Task brief: Take the line that contains "What's the underlying" and every line after it in the material below, and quote them exactly.

(Dataset entries)
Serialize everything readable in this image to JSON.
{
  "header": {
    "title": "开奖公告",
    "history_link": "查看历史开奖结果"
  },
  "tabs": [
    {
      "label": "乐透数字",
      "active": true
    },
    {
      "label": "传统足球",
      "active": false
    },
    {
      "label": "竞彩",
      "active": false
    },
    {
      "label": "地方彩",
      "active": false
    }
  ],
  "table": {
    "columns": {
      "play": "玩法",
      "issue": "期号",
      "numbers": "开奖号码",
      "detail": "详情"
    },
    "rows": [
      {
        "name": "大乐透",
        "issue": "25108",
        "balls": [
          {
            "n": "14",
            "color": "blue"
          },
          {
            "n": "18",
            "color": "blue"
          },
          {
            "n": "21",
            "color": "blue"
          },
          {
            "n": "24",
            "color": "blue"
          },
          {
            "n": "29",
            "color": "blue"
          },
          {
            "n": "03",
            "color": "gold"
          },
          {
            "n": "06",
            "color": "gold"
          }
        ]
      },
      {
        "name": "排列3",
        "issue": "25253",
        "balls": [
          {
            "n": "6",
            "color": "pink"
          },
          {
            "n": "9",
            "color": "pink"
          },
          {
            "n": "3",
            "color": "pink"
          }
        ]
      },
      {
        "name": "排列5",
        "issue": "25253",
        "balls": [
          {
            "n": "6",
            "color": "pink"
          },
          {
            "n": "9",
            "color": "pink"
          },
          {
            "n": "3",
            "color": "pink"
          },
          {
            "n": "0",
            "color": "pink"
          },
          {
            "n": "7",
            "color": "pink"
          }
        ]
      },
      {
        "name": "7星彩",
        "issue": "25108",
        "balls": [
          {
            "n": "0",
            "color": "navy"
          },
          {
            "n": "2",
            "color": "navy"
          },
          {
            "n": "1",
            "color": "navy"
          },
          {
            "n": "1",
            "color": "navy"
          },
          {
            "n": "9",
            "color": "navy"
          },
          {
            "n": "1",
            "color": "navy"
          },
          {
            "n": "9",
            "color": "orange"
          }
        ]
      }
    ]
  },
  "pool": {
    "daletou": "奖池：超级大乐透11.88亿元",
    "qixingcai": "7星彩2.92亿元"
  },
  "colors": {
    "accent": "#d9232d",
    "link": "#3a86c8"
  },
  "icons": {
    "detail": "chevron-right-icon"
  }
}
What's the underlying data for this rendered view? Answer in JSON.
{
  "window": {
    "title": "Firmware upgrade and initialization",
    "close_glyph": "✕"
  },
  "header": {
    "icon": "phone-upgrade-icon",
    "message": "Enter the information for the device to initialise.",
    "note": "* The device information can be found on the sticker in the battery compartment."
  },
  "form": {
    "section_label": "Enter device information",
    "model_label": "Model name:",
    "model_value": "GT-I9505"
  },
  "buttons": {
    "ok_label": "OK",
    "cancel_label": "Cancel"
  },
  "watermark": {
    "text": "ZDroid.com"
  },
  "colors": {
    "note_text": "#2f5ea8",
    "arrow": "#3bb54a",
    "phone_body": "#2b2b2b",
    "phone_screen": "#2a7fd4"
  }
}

Result of the exercise:
What's the underlying data for this rendered view? Answer in JSON.
{
  "window": {
    "title": "Firmware upgrade and initialization",
    "close_glyph": "✕"
  },
  "header": {
    "icon": "phone-upgrade-icon",
    "message": "Enter the information for the device to initialise.",
    "note": "* The device information can be found on the sticker in the battery compartment."
  },
  "form": {
    "section_label": "Enter device information",
    "model_label": "Model name:",
    "model_value": "GT-I9505"
  },
  "buttons": {
    "ok_label": "OK",
    "cancel_label": "Cancel"
  },
  "watermark": {
    "text": "ZDroid.com"
  },
  "colors": {
    "note_text": "#2f5ea8",
    "arrow": "#3bb54a",
    "phone_body": "#2b2b2b",
    "phone_screen": "#2a7fd4"
  }
}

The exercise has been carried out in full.